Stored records
□ □ □

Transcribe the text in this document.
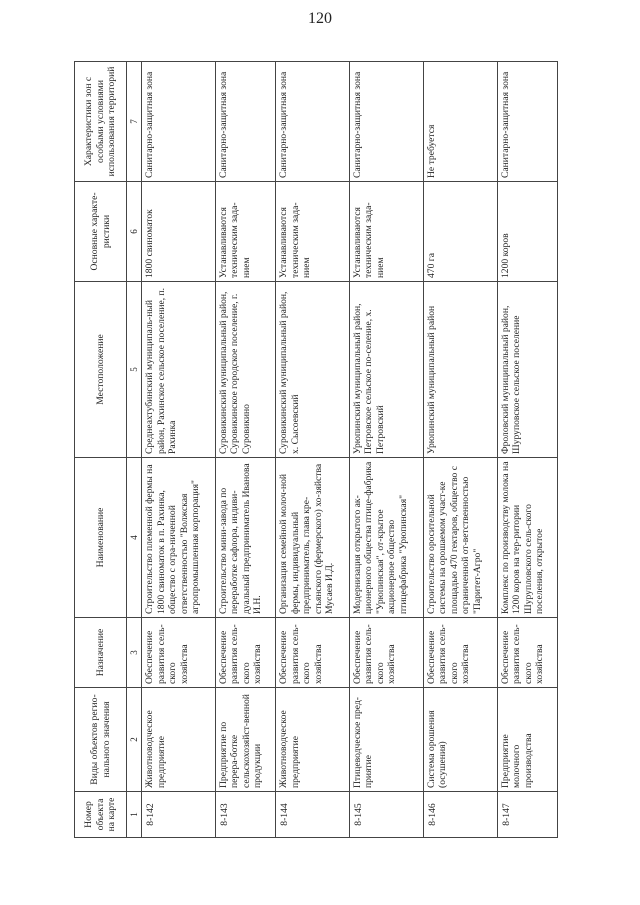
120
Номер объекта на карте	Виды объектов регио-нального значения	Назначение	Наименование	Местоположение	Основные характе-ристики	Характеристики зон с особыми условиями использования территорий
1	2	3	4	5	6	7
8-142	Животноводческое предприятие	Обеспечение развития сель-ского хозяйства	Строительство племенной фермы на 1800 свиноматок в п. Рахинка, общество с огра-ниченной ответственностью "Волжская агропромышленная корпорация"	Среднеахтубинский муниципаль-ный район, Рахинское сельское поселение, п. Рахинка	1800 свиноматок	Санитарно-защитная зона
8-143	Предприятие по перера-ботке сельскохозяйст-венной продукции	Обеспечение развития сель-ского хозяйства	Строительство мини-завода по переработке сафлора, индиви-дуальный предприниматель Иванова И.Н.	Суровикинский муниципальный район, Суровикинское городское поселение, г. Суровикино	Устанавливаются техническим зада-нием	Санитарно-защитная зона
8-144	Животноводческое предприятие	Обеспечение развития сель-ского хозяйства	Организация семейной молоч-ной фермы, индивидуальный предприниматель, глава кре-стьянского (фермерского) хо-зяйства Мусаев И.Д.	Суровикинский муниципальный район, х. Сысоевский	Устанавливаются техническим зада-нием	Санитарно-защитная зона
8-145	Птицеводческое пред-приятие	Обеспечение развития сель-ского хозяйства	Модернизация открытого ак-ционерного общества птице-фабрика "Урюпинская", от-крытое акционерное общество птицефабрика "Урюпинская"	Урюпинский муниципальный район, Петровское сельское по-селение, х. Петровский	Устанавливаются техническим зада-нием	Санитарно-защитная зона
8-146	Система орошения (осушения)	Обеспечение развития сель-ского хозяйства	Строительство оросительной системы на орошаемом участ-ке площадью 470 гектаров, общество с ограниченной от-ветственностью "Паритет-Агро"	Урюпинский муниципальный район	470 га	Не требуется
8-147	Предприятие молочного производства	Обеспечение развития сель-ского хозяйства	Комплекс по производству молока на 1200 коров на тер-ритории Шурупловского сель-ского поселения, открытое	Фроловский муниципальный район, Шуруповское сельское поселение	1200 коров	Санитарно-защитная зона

□ □ □

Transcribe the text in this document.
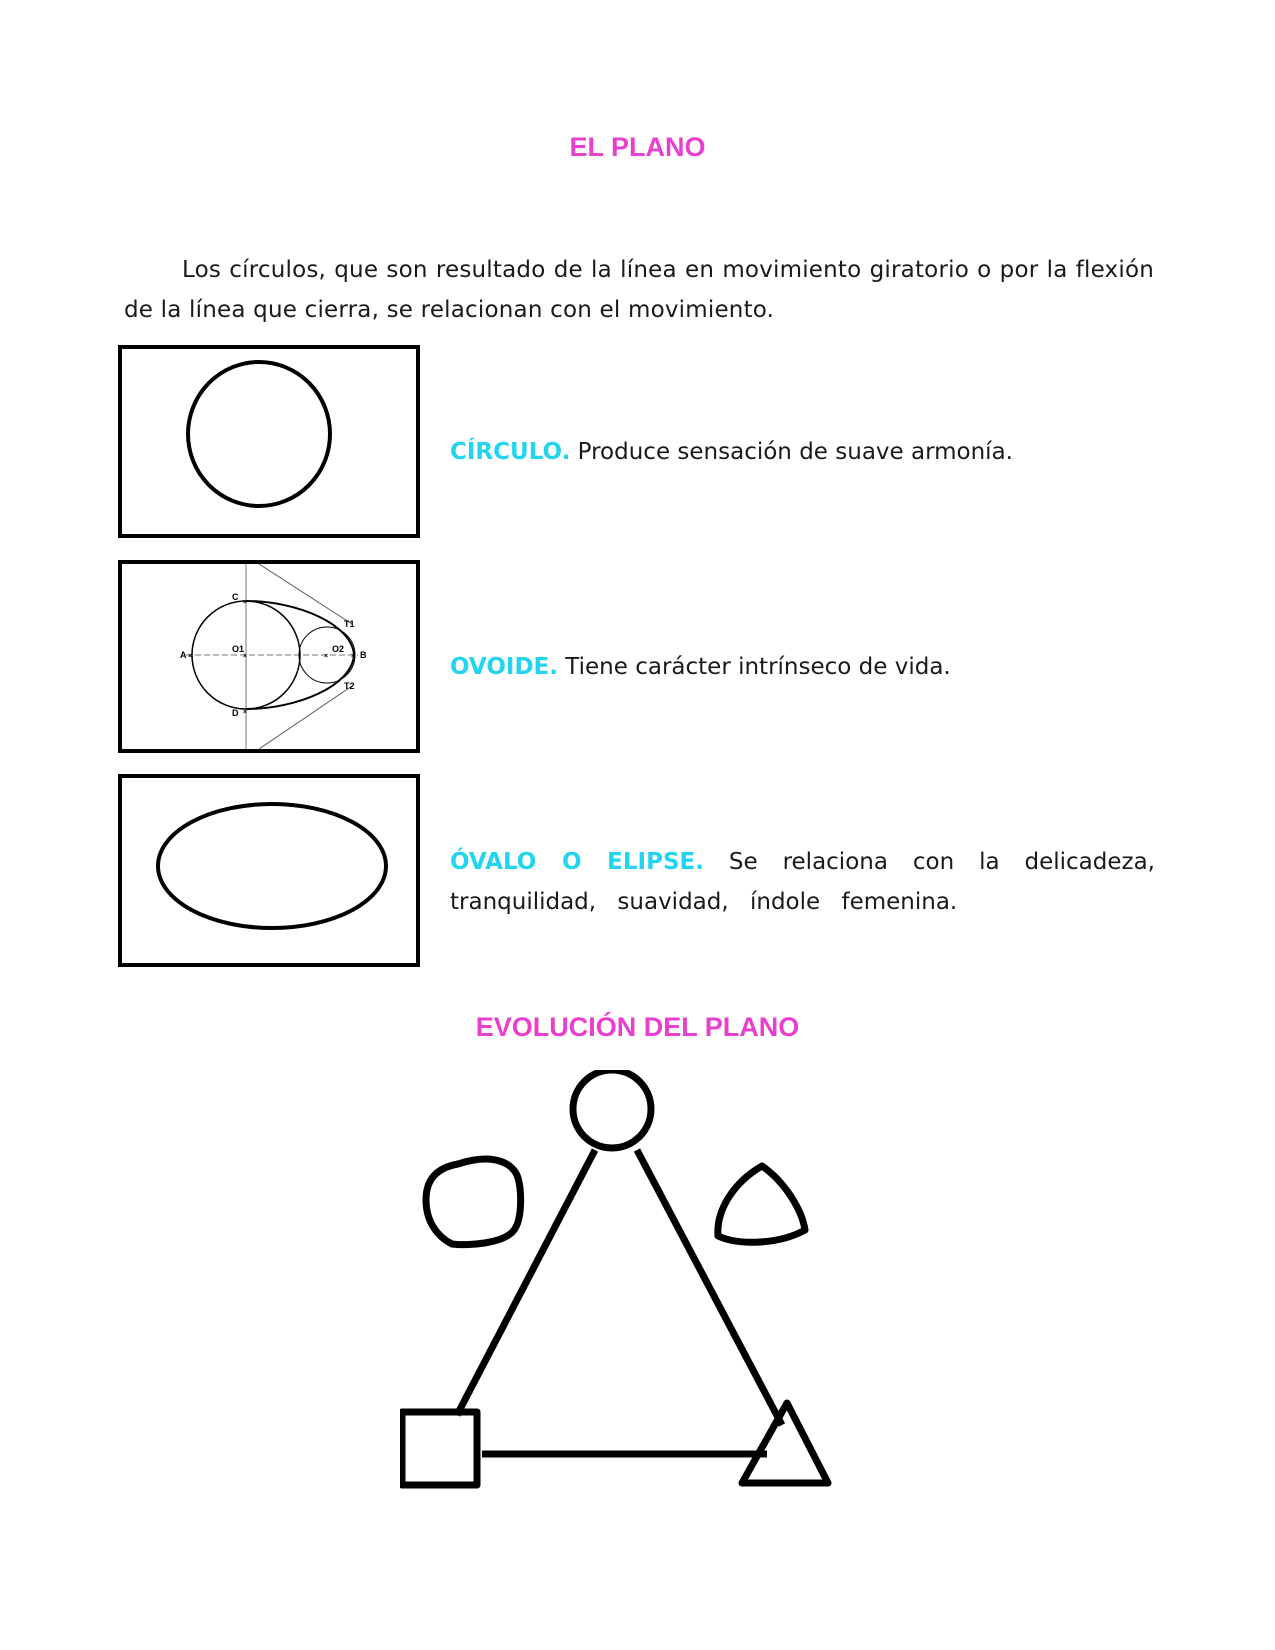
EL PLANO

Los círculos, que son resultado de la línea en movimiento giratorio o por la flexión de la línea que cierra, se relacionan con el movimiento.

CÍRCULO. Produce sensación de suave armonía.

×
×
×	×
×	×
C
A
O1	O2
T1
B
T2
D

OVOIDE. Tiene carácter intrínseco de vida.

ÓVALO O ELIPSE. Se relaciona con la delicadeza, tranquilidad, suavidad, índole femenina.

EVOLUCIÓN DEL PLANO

□ □ □

Which lines hold the string "Суровикинский"? Copy all of them from the data above.

• **OUTPUT**
8-143	Предприятие по перера-ботке сельскохозяйст-венной продукции	Обеспечение развития сель-ского хозяйства	Строительство мини-завода по переработке сафлора, индиви-дуальный предприниматель Иванова И.Н.	Суровикинский муниципальный район, Суровикинское городское поселение, г. Суровикино	Устанавливаются техническим зада-нием	Санитарно-защитная зона
8-144	Животноводческое предприятие	Обеспечение развития сель-ского хозяйства	Организация семейной молоч-ной фермы, индивидуальный предприниматель, глава кре-стьянского (фермерского) хо-зяйства Мусаев И.Д.	Суровикинский муниципальный район, х. Сысоевский	Устанавливаются техническим зада-нием	Санитарно-защитная зона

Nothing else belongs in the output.